Entries from a visual dataset
--- Begin ---

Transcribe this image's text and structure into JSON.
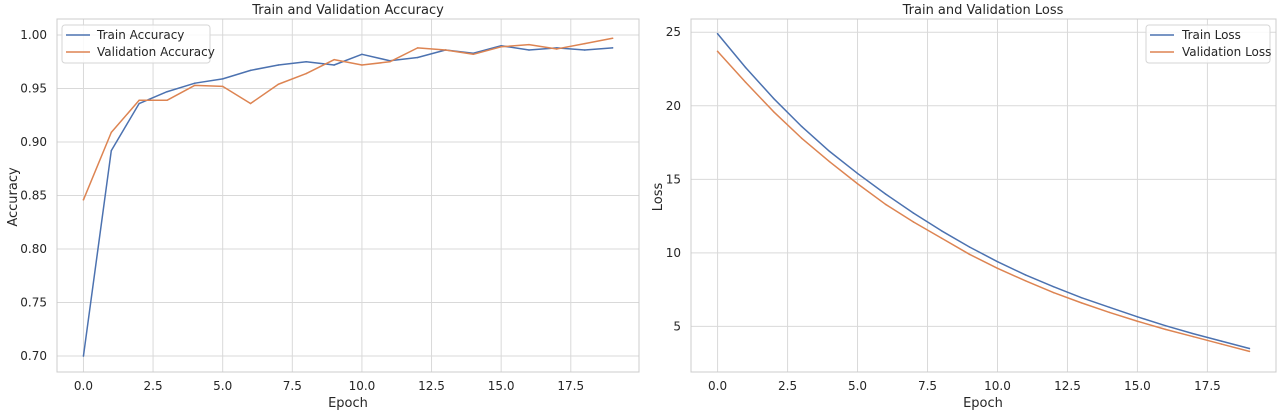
{
  "chart_data": [
    {
      "type": "line",
      "title": "Train and Validation Accuracy",
      "xlabel": "Epoch",
      "ylabel": "Accuracy",
      "xlim": [
        -0.95,
        19.95
      ],
      "ylim": [
        0.685,
        1.015
      ],
      "xticks": [
        0.0,
        2.5,
        5.0,
        7.5,
        10.0,
        12.5,
        15.0,
        17.5
      ],
      "xtick_labels": [
        "0.0",
        "2.5",
        "5.0",
        "7.5",
        "10.0",
        "12.5",
        "15.0",
        "17.5"
      ],
      "yticks": [
        0.7,
        0.75,
        0.8,
        0.85,
        0.9,
        0.95,
        1.0
      ],
      "ytick_labels": [
        "0.70",
        "0.75",
        "0.80",
        "0.85",
        "0.90",
        "0.95",
        "1.00"
      ],
      "grid": true,
      "legend_position": "top-left",
      "x": [
        0,
        1,
        2,
        3,
        4,
        5,
        6,
        7,
        8,
        9,
        10,
        11,
        12,
        13,
        14,
        15,
        16,
        17,
        18,
        19
      ],
      "series": [
        {
          "name": "Train Accuracy",
          "color": "#4c72b0",
          "values": [
            0.7,
            0.892,
            0.936,
            0.947,
            0.955,
            0.959,
            0.967,
            0.972,
            0.975,
            0.972,
            0.982,
            0.976,
            0.979,
            0.986,
            0.983,
            0.99,
            0.986,
            0.988,
            0.986,
            0.988
          ]
        },
        {
          "name": "Validation Accuracy",
          "color": "#dd8452",
          "values": [
            0.846,
            0.909,
            0.939,
            0.939,
            0.953,
            0.952,
            0.936,
            0.954,
            0.964,
            0.977,
            0.972,
            0.975,
            0.988,
            0.986,
            0.982,
            0.989,
            0.991,
            0.987,
            0.992,
            0.997
          ]
        }
      ]
    },
    {
      "type": "line",
      "title": "Train and Validation Loss",
      "xlabel": "Epoch",
      "ylabel": "Loss",
      "xlim": [
        -0.95,
        19.95
      ],
      "ylim": [
        1.9,
        25.9
      ],
      "xticks": [
        0.0,
        2.5,
        5.0,
        7.5,
        10.0,
        12.5,
        15.0,
        17.5
      ],
      "xtick_labels": [
        "0.0",
        "2.5",
        "5.0",
        "7.5",
        "10.0",
        "12.5",
        "15.0",
        "17.5"
      ],
      "yticks": [
        5,
        10,
        15,
        20,
        25
      ],
      "ytick_labels": [
        "5",
        "10",
        "15",
        "20",
        "25"
      ],
      "grid": true,
      "legend_position": "top-right",
      "x": [
        0,
        1,
        2,
        3,
        4,
        5,
        6,
        7,
        8,
        9,
        10,
        11,
        12,
        13,
        14,
        15,
        16,
        17,
        18,
        19
      ],
      "series": [
        {
          "name": "Train Loss",
          "color": "#4c72b0",
          "values": [
            24.9,
            22.6,
            20.5,
            18.6,
            16.9,
            15.4,
            14.0,
            12.7,
            11.5,
            10.4,
            9.4,
            8.5,
            7.7,
            6.95,
            6.3,
            5.65,
            5.05,
            4.5,
            4.0,
            3.5
          ]
        },
        {
          "name": "Validation Loss",
          "color": "#dd8452",
          "values": [
            23.7,
            21.6,
            19.6,
            17.8,
            16.2,
            14.7,
            13.3,
            12.1,
            11.0,
            9.9,
            8.95,
            8.1,
            7.3,
            6.6,
            5.95,
            5.35,
            4.8,
            4.3,
            3.8,
            3.3
          ]
        }
      ]
    }
  ]
}
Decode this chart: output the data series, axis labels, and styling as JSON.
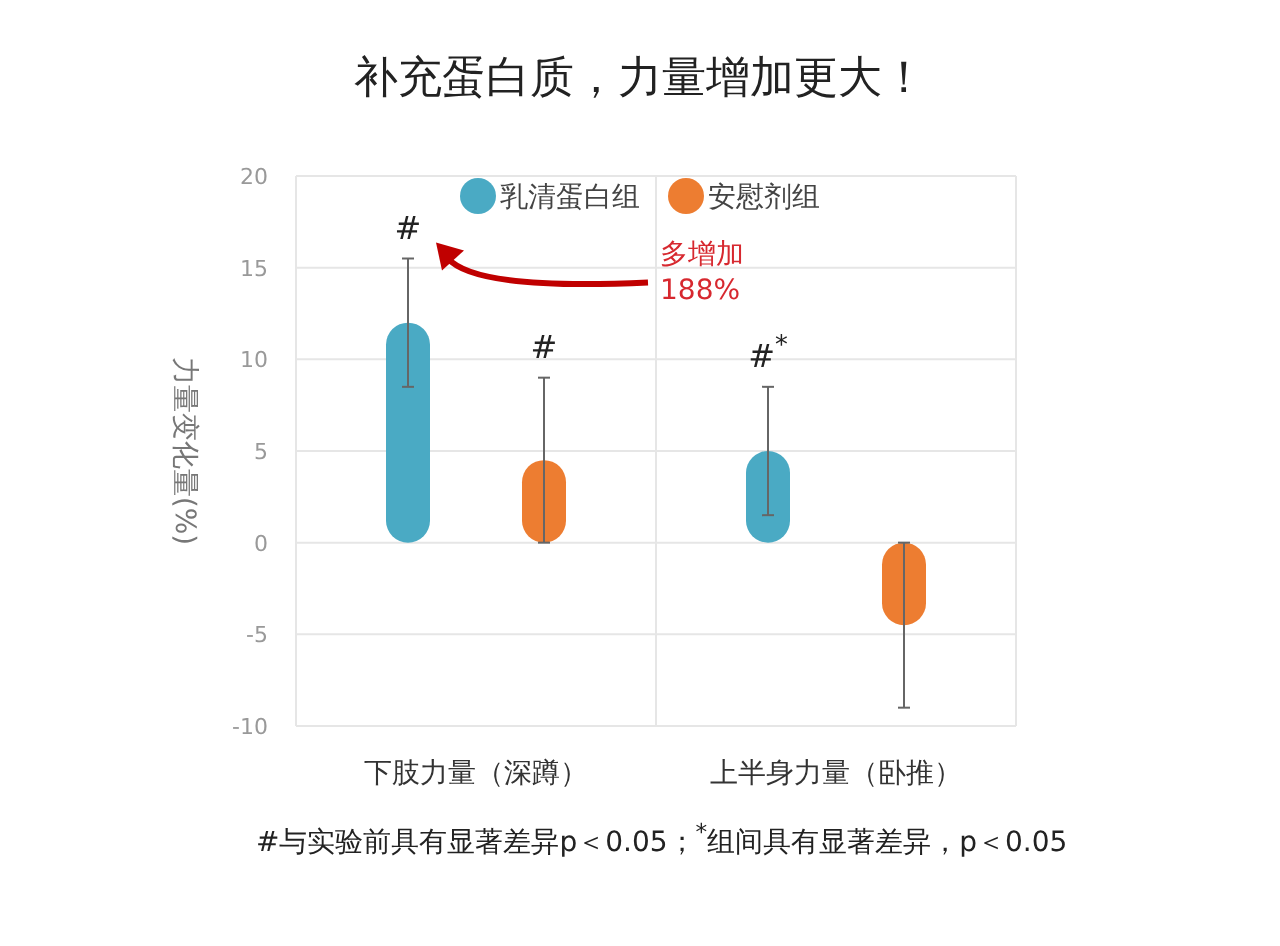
{
  "chart_data": {
    "type": "bar",
    "title": "补充蛋白质，力量增加更大！",
    "ylabel": "力量变化量(%)",
    "categories": [
      "下肢力量（深蹲）",
      "上半身力量（卧推）"
    ],
    "series": [
      {
        "name": "乳清蛋白组",
        "color": "#4aaac4",
        "values": [
          12,
          5
        ],
        "errors": [
          3.5,
          3.5
        ]
      },
      {
        "name": "安慰剂组",
        "color": "#ed7d31",
        "values": [
          4.5,
          -4.5
        ],
        "errors": [
          4.5,
          4.5
        ]
      }
    ],
    "ylim": [
      -10,
      20
    ],
    "yticks": [
      -10,
      -5,
      0,
      5,
      10,
      15,
      20
    ],
    "grid": true,
    "legend": "top right",
    "annotations": [
      "#",
      "#",
      "#$^{*}$",
      "多增加\n188%",
      "#与实验前具有显著差异p＜0.05；$^{*}$组间具有显著差异，p＜0.05"
    ]
  }
}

--- End ---

> **Aim**
Quote the preceding listing precisely and completely, omitting its images.

> **Response below**
Transcribe this image's text and structure into JSON.
{
  "chart_data": [
    {
      "type": "line",
      "title": "Train and Validation Accuracy",
      "xlabel": "Epoch",
      "ylabel": "Accuracy",
      "xlim": [
        -0.95,
        19.95
      ],
      "ylim": [
        0.685,
        1.015
      ],
      "xticks": [
        0.0,
        2.5,
        5.0,
        7.5,
        10.0,
        12.5,
        15.0,
        17.5
      ],
      "xtick_labels": [
        "0.0",
        "2.5",
        "5.0",
        "7.5",
        "10.0",
        "12.5",
        "15.0",
        "17.5"
      ],
      "yticks": [
        0.7,
        0.75,
        0.8,
        0.85,
        0.9,
        0.95,
        1.0
      ],
      "ytick_labels": [
        "0.70",
        "0.75",
        "0.80",
        "0.85",
        "0.90",
        "0.95",
        "1.00"
      ],
      "grid": true,
      "legend_position": "top-left",
      "x": [
        0,
        1,
        2,
        3,
        4,
        5,
        6,
        7,
        8,
        9,
        10,
        11,
        12,
        13,
        14,
        15,
        16,
        17,
        18,
        19
      ],
      "series": [
        {
          "name": "Train Accuracy",
          "color": "#4c72b0",
          "values": [
            0.7,
            0.892,
            0.936,
            0.947,
            0.955,
            0.959,
            0.967,
            0.972,
            0.975,
            0.972,
            0.982,
            0.976,
            0.979,
            0.986,
            0.983,
            0.99,
            0.986,
            0.988,
            0.986,
            0.988
          ]
        },
        {
          "name": "Validation Accuracy",
          "color": "#dd8452",
          "values": [
            0.846,
            0.909,
            0.939,
            0.939,
            0.953,
            0.952,
            0.936,
            0.954,
            0.964,
            0.977,
            0.972,
            0.975,
            0.988,
            0.986,
            0.982,
            0.989,
            0.991,
            0.987,
            0.992,
            0.997
          ]
        }
      ]
    },
    {
      "type": "line",
      "title": "Train and Validation Loss",
      "xlabel": "Epoch",
      "ylabel": "Loss",
      "xlim": [
        -0.95,
        19.95
      ],
      "ylim": [
        1.9,
        25.9
      ],
      "xticks": [
        0.0,
        2.5,
        5.0,
        7.5,
        10.0,
        12.5,
        15.0,
        17.5
      ],
      "xtick_labels": [
        "0.0",
        "2.5",
        "5.0",
        "7.5",
        "10.0",
        "12.5",
        "15.0",
        "17.5"
      ],
      "yticks": [
        5,
        10,
        15,
        20,
        25
      ],
      "ytick_labels": [
        "5",
        "10",
        "15",
        "20",
        "25"
      ],
      "grid": true,
      "legend_position": "top-right",
      "x": [
        0,
        1,
        2,
        3,
        4,
        5,
        6,
        7,
        8,
        9,
        10,
        11,
        12,
        13,
        14,
        15,
        16,
        17,
        18,
        19
      ],
      "series": [
        {
          "name": "Train Loss",
          "color": "#4c72b0",
          "values": [
            24.9,
            22.6,
            20.5,
            18.6,
            16.9,
            15.4,
            14.0,
            12.7,
            11.5,
            10.4,
            9.4,
            8.5,
            7.7,
            6.95,
            6.3,
            5.65,
            5.05,
            4.5,
            4.0,
            3.5
          ]
        },
        {
          "name": "Validation Loss",
          "color": "#dd8452",
          "values": [
            23.7,
            21.6,
            19.6,
            17.8,
            16.2,
            14.7,
            13.3,
            12.1,
            11.0,
            9.9,
            8.95,
            8.1,
            7.3,
            6.6,
            5.95,
            5.35,
            4.8,
            4.3,
            3.8,
            3.3
          ]
        }
      ]
    }
  ]
}
Decode this chart: output the data series, axis labels, and styling as JSON.
{
  "chart_data": {
    "type": "bar",
    "title": "补充蛋白质，力量增加更大！",
    "ylabel": "力量变化量(%)",
    "categories": [
      "下肢力量（深蹲）",
      "上半身力量（卧推）"
    ],
    "series": [
      {
        "name": "乳清蛋白组",
        "color": "#4aaac4",
        "values": [
          12,
          5
        ],
        "errors": [
          3.5,
          3.5
        ]
      },
      {
        "name": "安慰剂组",
        "color": "#ed7d31",
        "values": [
          4.5,
          -4.5
        ],
        "errors": [
          4.5,
          4.5
        ]
      }
    ],
    "ylim": [
      -10,
      20
    ],
    "yticks": [
      -10,
      -5,
      0,
      5,
      10,
      15,
      20
    ],
    "grid": true,
    "legend": "top right",
    "annotations": [
      "#",
      "#",
      "#$^{*}$",
      "多增加\n188%",
      "#与实验前具有显著差异p＜0.05；$^{*}$组间具有显著差异，p＜0.05"
    ]
  }
}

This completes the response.